▶ _OBJECTIVE_
Copy out every line that contains "screenshot".
───── THE INPUT
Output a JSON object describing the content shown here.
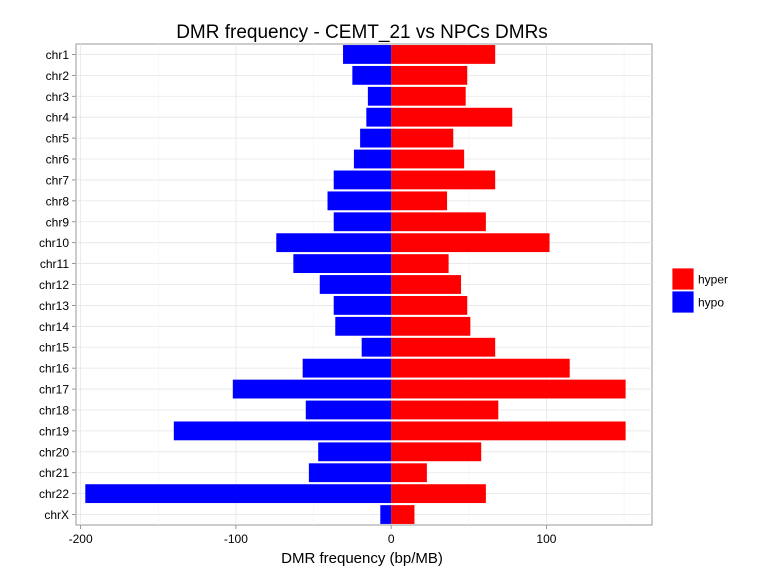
{
  "chart_data": {
    "type": "bar",
    "orientation": "horizontal",
    "title": "DMR frequency - CEMT_21 vs NPCs DMRs",
    "xlabel": "DMR frequency (bp/MB)",
    "ylabel": "",
    "xlim": [
      -203,
      168
    ],
    "xticks": [
      -200,
      -100,
      0,
      100
    ],
    "xtick_labels": [
      "-200",
      "-100",
      "0",
      "100"
    ],
    "grid": true,
    "legend_position": "right",
    "categories": [
      "chr1",
      "chr2",
      "chr3",
      "chr4",
      "chr5",
      "chr6",
      "chr7",
      "chr8",
      "chr9",
      "chr10",
      "chr11",
      "chr12",
      "chr13",
      "chr14",
      "chr15",
      "chr16",
      "chr17",
      "chr18",
      "chr19",
      "chr20",
      "chr21",
      "chr22",
      "chrX"
    ],
    "series": [
      {
        "name": "hyper",
        "color": "#ff0000",
        "values": [
          67,
          49,
          48,
          78,
          40,
          47,
          67,
          36,
          61,
          102,
          37,
          45,
          49,
          51,
          67,
          115,
          151,
          69,
          151,
          58,
          23,
          61,
          15
        ]
      },
      {
        "name": "hypo",
        "color": "#0000ff",
        "values": [
          -31,
          -25,
          -15,
          -16,
          -20,
          -24,
          -37,
          -41,
          -37,
          -74,
          -63,
          -46,
          -37,
          -36,
          -19,
          -57,
          -102,
          -55,
          -140,
          -47,
          -53,
          -197,
          -7
        ]
      }
    ]
  }
}
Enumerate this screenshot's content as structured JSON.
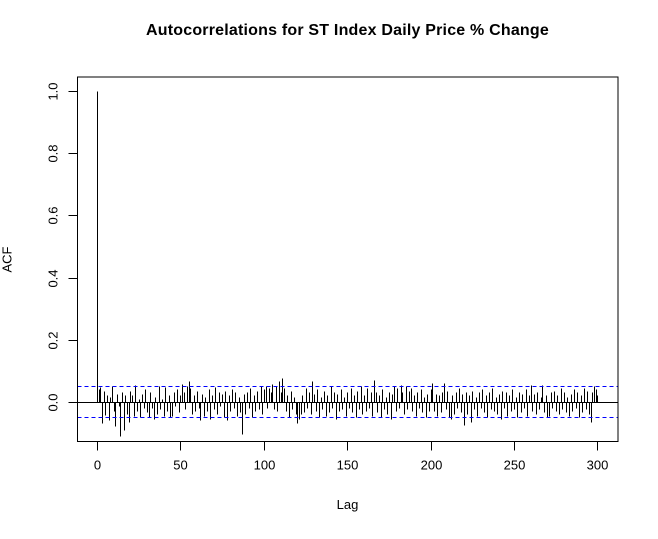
{
  "chart_data": {
    "type": "bar",
    "subtype": "acf-spike-plot",
    "title": "Autocorrelations for ST Index Daily Price % Change",
    "xlabel": "Lag",
    "ylabel": "ACF",
    "x_ticks": [
      0,
      50,
      100,
      150,
      200,
      250,
      300
    ],
    "y_ticks": [
      0.0,
      0.2,
      0.4,
      0.6,
      0.8,
      1.0
    ],
    "xlim": [
      -12,
      312
    ],
    "ylim": [
      -0.127,
      1.048
    ],
    "grid": "off",
    "legend": "none",
    "confidence_bounds": [
      -0.051,
      0.051
    ],
    "colors": {
      "spike": "#000000",
      "confidence_line": "#0000ff",
      "box": "#000000",
      "background": "#ffffff"
    },
    "x": [
      0,
      1,
      2,
      3,
      4,
      5,
      6,
      7,
      8,
      9,
      10,
      11,
      12,
      13,
      14,
      15,
      16,
      17,
      18,
      19,
      20,
      21,
      22,
      23,
      24,
      25,
      26,
      27,
      28,
      29,
      30,
      31,
      32,
      33,
      34,
      35,
      36,
      37,
      38,
      39,
      40,
      41,
      42,
      43,
      44,
      45,
      46,
      47,
      48,
      49,
      50,
      51,
      52,
      53,
      54,
      55,
      56,
      57,
      58,
      59,
      60,
      61,
      62,
      63,
      64,
      65,
      66,
      67,
      68,
      69,
      70,
      71,
      72,
      73,
      74,
      75,
      76,
      77,
      78,
      79,
      80,
      81,
      82,
      83,
      84,
      85,
      86,
      87,
      88,
      89,
      90,
      91,
      92,
      93,
      94,
      95,
      96,
      97,
      98,
      99,
      100,
      101,
      102,
      103,
      104,
      105,
      106,
      107,
      108,
      109,
      110,
      111,
      112,
      113,
      114,
      115,
      116,
      117,
      118,
      119,
      120,
      121,
      122,
      123,
      124,
      125,
      126,
      127,
      128,
      129,
      130,
      131,
      132,
      133,
      134,
      135,
      136,
      137,
      138,
      139,
      140,
      141,
      142,
      143,
      144,
      145,
      146,
      147,
      148,
      149,
      150,
      151,
      152,
      153,
      154,
      155,
      156,
      157,
      158,
      159,
      160,
      161,
      162,
      163,
      164,
      165,
      166,
      167,
      168,
      169,
      170,
      171,
      172,
      173,
      174,
      175,
      176,
      177,
      178,
      179,
      180,
      181,
      182,
      183,
      184,
      185,
      186,
      187,
      188,
      189,
      190,
      191,
      192,
      193,
      194,
      195,
      196,
      197,
      198,
      199,
      200,
      201,
      202,
      203,
      204,
      205,
      206,
      207,
      208,
      209,
      210,
      211,
      212,
      213,
      214,
      215,
      216,
      217,
      218,
      219,
      220,
      221,
      222,
      223,
      224,
      225,
      226,
      227,
      228,
      229,
      230,
      231,
      232,
      233,
      234,
      235,
      236,
      237,
      238,
      239,
      240,
      241,
      242,
      243,
      244,
      245,
      246,
      247,
      248,
      249,
      250,
      251,
      252,
      253,
      254,
      255,
      256,
      257,
      258,
      259,
      260,
      261,
      262,
      263,
      264,
      265,
      266,
      267,
      268,
      269,
      270,
      271,
      272,
      273,
      274,
      275,
      276,
      277,
      278,
      279,
      280,
      281,
      282,
      283,
      284,
      285,
      286,
      287,
      288,
      289,
      290,
      291,
      292,
      293,
      294,
      295,
      296,
      297,
      298,
      299,
      300
    ],
    "acf": [
      1.0,
      0.04,
      0.048,
      -0.07,
      0.035,
      -0.042,
      0.02,
      -0.058,
      0.015,
      0.05,
      -0.03,
      -0.08,
      0.025,
      -0.015,
      -0.112,
      0.03,
      -0.09,
      0.02,
      -0.04,
      -0.065,
      0.035,
      0.02,
      -0.045,
      0.055,
      -0.03,
      0.01,
      -0.05,
      0.025,
      -0.02,
      0.04,
      -0.035,
      -0.05,
      0.03,
      -0.02,
      -0.055,
      0.015,
      -0.04,
      0.05,
      -0.025,
      0.01,
      -0.045,
      0.046,
      -0.03,
      0.02,
      -0.05,
      -0.048,
      0.03,
      -0.015,
      0.04,
      -0.035,
      0.02,
      0.058,
      0.03,
      -0.025,
      0.05,
      0.065,
      0.045,
      -0.04,
      0.02,
      -0.03,
      0.035,
      -0.02,
      -0.06,
      0.025,
      -0.045,
      0.015,
      -0.03,
      0.04,
      -0.055,
      0.02,
      -0.025,
      0.047,
      -0.04,
      0.03,
      -0.015,
      0.025,
      -0.05,
      0.035,
      -0.06,
      0.02,
      -0.03,
      0.04,
      -0.02,
      0.03,
      -0.045,
      0.015,
      -0.035,
      -0.105,
      0.025,
      -0.04,
      0.03,
      -0.02,
      0.045,
      -0.05,
      0.02,
      -0.03,
      0.035,
      -0.025,
      0.05,
      -0.04,
      0.04,
      0.05,
      -0.02,
      0.045,
      0.03,
      0.058,
      -0.025,
      0.05,
      -0.03,
      0.068,
      0.03,
      0.075,
      0.045,
      -0.03,
      0.02,
      -0.05,
      0.035,
      -0.025,
      0.015,
      -0.04,
      -0.068,
      -0.055,
      -0.04,
      0.02,
      -0.035,
      0.045,
      -0.02,
      0.03,
      -0.04,
      0.065,
      0.025,
      -0.03,
      0.04,
      -0.05,
      0.015,
      -0.025,
      0.035,
      -0.045,
      0.02,
      -0.035,
      0.05,
      -0.02,
      0.03,
      -0.055,
      0.025,
      -0.03,
      0.04,
      -0.025,
      0.015,
      -0.045,
      0.03,
      -0.02,
      0.045,
      -0.035,
      0.02,
      -0.05,
      0.035,
      -0.025,
      0.05,
      -0.04,
      0.02,
      -0.03,
      0.045,
      -0.02,
      0.03,
      -0.045,
      0.07,
      0.03,
      -0.035,
      0.02,
      -0.05,
      0.04,
      -0.025,
      0.015,
      -0.04,
      0.03,
      -0.055,
      0.025,
      0.05,
      -0.03,
      0.045,
      -0.02,
      0.055,
      0.03,
      -0.04,
      0.05,
      -0.025,
      0.035,
      0.045,
      -0.03,
      0.02,
      -0.045,
      0.03,
      -0.02,
      0.04,
      -0.035,
      0.015,
      -0.05,
      0.025,
      -0.03,
      0.04,
      0.06,
      -0.03,
      0.025,
      -0.045,
      0.02,
      -0.035,
      0.03,
      0.06,
      -0.025,
      0.035,
      -0.05,
      -0.055,
      0.02,
      -0.04,
      0.03,
      -0.02,
      0.045,
      -0.035,
      0.025,
      -0.075,
      0.03,
      -0.04,
      0.02,
      -0.065,
      0.035,
      -0.025,
      0.015,
      -0.045,
      0.03,
      -0.02,
      0.04,
      -0.035,
      0.02,
      -0.05,
      0.03,
      -0.025,
      0.045,
      -0.03,
      0.015,
      -0.04,
      0.025,
      -0.055,
      0.035,
      -0.02,
      0.03,
      -0.045,
      0.02,
      -0.03,
      0.04,
      -0.025,
      0.015,
      -0.05,
      0.03,
      -0.035,
      0.025,
      -0.02,
      0.04,
      -0.045,
      0.02,
      0.055,
      -0.03,
      0.025,
      -0.04,
      0.03,
      -0.025,
      0.015,
      0.052,
      -0.035,
      0.02,
      -0.05,
      -0.045,
      0.03,
      -0.02,
      0.035,
      -0.03,
      0.02,
      -0.04,
      0.045,
      -0.025,
      0.03,
      -0.035,
      0.015,
      -0.045,
      0.025,
      -0.03,
      0.04,
      -0.02,
      0.03,
      -0.05,
      0.02,
      -0.035,
      0.045,
      -0.025,
      0.035,
      -0.04,
      -0.065,
      0.03,
      0.05,
      0.04,
      0.02
    ]
  }
}
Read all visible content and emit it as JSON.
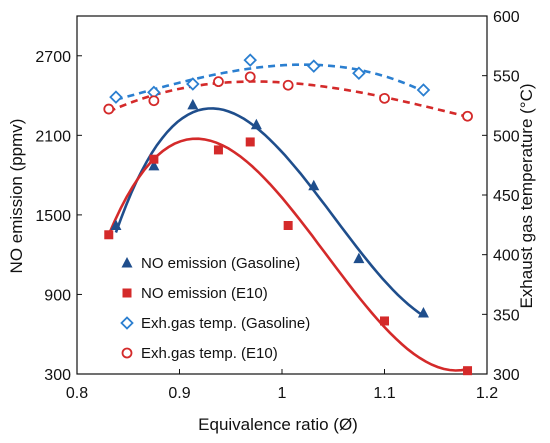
{
  "chart_data": {
    "type": "scatter",
    "xlabel": "Equivalence ratio (Ø)",
    "ylabel": "NO emission (ppmv)",
    "y2label": "Exhaust gas temperature (°C)",
    "xlim": [
      0.8,
      1.2
    ],
    "ylim": [
      300,
      3000
    ],
    "y2lim": [
      300,
      600
    ],
    "xticks": [
      "0.8",
      "0.9",
      "1",
      "1.1",
      "1.2"
    ],
    "yticks": [
      "300",
      "900",
      "1500",
      "2100",
      "2700"
    ],
    "y2ticks": [
      "300",
      "350",
      "400",
      "450",
      "500",
      "550",
      "600"
    ],
    "grid": false,
    "legend_position": "bottom-left",
    "series": [
      {
        "name": "NO emission (Gasoline)",
        "axis": "left",
        "marker": "filled-triangle",
        "color": "#1f4e8c",
        "fit": "solid",
        "x": [
          0.838,
          0.875,
          0.913,
          0.975,
          1.031,
          1.075,
          1.138
        ],
        "y": [
          1420,
          1870,
          2330,
          2180,
          1720,
          1170,
          760
        ]
      },
      {
        "name": "NO emission (E10)",
        "axis": "left",
        "marker": "filled-square",
        "color": "#d42a2a",
        "fit": "solid",
        "x": [
          0.831,
          0.875,
          0.938,
          0.969,
          1.006,
          1.1,
          1.181
        ],
        "y": [
          1350,
          1920,
          1990,
          2050,
          1420,
          700,
          325
        ]
      },
      {
        "name": "Exh.gas temp. (Gasoline)",
        "axis": "right",
        "marker": "open-diamond",
        "color": "#2b7fd0",
        "fit": "dashed",
        "x": [
          0.838,
          0.875,
          0.913,
          0.969,
          1.031,
          1.075,
          1.138
        ],
        "y": [
          532,
          536,
          543,
          563,
          558,
          552,
          538
        ]
      },
      {
        "name": "Exh.gas temp. (E10)",
        "axis": "right",
        "marker": "open-circle",
        "color": "#d42a2a",
        "fit": "dashed",
        "x": [
          0.831,
          0.875,
          0.938,
          0.969,
          1.006,
          1.1,
          1.181
        ],
        "y": [
          522,
          529,
          545,
          549,
          542,
          531,
          516
        ]
      }
    ]
  }
}
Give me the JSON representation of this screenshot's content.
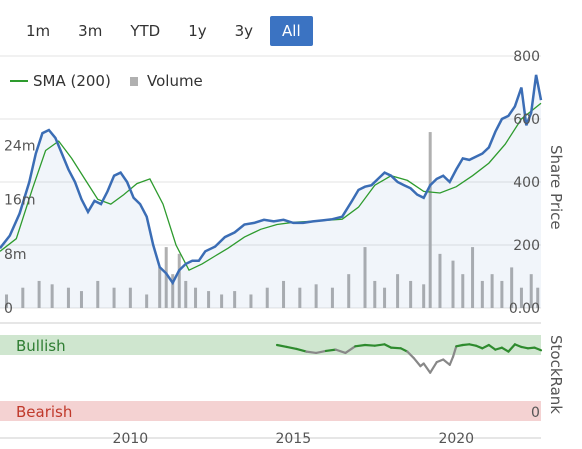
──────────
▶ _RESPONSE TO THE EXERCISE_
Enumerate this screenshot's content as structured JSON.
Give me the JSON representation of this screenshot's content.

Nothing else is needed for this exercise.